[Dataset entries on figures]
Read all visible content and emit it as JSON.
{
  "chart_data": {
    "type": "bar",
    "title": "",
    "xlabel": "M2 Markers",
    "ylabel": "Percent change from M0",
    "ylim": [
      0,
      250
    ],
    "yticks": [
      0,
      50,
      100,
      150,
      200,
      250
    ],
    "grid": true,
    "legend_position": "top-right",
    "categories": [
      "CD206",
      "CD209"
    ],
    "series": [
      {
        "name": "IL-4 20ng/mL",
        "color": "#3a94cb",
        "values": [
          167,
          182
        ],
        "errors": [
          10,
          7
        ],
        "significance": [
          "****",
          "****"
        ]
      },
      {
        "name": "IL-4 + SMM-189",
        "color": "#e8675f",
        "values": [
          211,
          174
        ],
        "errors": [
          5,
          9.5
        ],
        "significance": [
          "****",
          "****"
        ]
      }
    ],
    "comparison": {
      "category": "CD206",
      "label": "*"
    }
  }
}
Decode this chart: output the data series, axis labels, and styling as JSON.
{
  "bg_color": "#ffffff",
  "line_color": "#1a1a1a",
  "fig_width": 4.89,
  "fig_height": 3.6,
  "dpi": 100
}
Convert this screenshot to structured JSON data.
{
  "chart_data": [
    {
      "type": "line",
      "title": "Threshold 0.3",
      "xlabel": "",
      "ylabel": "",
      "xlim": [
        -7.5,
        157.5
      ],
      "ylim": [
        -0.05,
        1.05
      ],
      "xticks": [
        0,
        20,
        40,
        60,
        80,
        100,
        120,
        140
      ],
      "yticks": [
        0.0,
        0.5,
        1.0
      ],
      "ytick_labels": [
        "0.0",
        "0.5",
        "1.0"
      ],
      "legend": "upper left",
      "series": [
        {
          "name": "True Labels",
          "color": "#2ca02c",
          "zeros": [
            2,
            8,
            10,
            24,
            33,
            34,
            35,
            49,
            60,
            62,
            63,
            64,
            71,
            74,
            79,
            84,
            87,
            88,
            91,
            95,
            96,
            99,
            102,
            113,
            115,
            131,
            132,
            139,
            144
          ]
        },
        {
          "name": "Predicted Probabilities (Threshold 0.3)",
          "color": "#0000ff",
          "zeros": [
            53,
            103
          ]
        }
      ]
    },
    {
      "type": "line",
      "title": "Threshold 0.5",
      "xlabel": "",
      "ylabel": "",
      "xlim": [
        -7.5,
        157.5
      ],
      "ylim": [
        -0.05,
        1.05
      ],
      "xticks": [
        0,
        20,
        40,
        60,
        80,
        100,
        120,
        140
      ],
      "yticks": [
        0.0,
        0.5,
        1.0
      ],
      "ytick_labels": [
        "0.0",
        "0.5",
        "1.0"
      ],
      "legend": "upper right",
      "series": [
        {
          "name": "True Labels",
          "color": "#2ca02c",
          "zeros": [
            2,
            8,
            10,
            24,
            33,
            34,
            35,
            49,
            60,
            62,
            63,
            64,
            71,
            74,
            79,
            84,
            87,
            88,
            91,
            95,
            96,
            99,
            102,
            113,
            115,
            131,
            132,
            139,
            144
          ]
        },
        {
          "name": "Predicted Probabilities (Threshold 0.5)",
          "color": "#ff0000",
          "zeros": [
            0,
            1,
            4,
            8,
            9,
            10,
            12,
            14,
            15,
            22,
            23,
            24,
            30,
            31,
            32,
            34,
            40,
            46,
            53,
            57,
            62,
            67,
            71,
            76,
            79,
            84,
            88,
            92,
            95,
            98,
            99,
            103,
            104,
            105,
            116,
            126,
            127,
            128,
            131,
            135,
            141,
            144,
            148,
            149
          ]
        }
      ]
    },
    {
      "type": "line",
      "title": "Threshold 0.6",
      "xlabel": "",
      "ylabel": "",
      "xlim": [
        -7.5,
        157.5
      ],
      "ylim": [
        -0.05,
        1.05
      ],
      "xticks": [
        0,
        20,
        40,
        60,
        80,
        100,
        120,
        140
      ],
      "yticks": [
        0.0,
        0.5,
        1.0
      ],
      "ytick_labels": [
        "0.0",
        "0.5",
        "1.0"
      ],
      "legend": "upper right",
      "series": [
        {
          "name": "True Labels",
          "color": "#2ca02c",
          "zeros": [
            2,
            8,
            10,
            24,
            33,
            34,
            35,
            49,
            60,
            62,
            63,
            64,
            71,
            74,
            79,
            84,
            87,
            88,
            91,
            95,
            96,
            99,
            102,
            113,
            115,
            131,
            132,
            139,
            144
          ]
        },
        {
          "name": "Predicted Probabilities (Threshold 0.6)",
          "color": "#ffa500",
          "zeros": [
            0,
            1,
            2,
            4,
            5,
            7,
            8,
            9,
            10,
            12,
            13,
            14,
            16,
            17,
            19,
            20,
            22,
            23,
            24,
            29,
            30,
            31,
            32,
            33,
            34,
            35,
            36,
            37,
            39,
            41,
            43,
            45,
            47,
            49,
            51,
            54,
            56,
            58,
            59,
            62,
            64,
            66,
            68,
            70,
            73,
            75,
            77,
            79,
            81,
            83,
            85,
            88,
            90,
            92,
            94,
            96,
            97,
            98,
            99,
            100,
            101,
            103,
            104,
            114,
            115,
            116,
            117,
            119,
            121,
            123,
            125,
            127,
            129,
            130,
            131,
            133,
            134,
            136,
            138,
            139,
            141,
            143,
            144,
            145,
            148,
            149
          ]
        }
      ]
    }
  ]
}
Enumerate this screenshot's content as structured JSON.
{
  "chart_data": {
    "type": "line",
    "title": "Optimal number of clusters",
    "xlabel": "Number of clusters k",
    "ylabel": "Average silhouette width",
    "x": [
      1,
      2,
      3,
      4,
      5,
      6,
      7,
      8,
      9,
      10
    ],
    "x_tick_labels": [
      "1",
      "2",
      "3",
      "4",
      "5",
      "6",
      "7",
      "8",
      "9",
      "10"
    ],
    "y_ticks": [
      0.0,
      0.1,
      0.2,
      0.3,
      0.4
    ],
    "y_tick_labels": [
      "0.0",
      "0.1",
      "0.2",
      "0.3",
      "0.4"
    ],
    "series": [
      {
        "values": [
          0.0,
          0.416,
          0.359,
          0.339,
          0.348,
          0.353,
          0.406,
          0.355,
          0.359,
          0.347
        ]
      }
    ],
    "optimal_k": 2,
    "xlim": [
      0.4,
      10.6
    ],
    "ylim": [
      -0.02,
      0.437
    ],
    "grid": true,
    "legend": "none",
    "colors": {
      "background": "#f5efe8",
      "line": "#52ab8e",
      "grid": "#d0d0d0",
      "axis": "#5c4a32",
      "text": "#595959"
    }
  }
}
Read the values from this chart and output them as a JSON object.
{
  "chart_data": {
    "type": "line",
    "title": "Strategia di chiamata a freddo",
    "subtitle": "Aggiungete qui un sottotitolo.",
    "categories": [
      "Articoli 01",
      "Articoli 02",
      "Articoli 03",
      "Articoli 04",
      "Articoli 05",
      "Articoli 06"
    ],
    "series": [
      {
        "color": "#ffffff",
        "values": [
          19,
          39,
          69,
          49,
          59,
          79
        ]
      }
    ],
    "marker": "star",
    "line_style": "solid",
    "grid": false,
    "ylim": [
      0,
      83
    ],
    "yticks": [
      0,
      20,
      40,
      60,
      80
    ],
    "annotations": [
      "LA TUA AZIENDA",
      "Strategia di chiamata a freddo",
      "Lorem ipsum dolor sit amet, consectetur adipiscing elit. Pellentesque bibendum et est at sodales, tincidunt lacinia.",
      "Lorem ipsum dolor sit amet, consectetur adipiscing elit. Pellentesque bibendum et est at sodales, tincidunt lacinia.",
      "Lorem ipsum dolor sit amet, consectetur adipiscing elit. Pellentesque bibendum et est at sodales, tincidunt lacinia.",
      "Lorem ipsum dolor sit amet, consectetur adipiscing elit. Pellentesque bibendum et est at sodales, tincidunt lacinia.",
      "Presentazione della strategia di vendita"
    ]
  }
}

### DIRECTIONS FOR THIS TASK:
Look through the material above and work out how many of its lines contain "Articoli". State the number only.

### COMPLETED EXERCISE:
6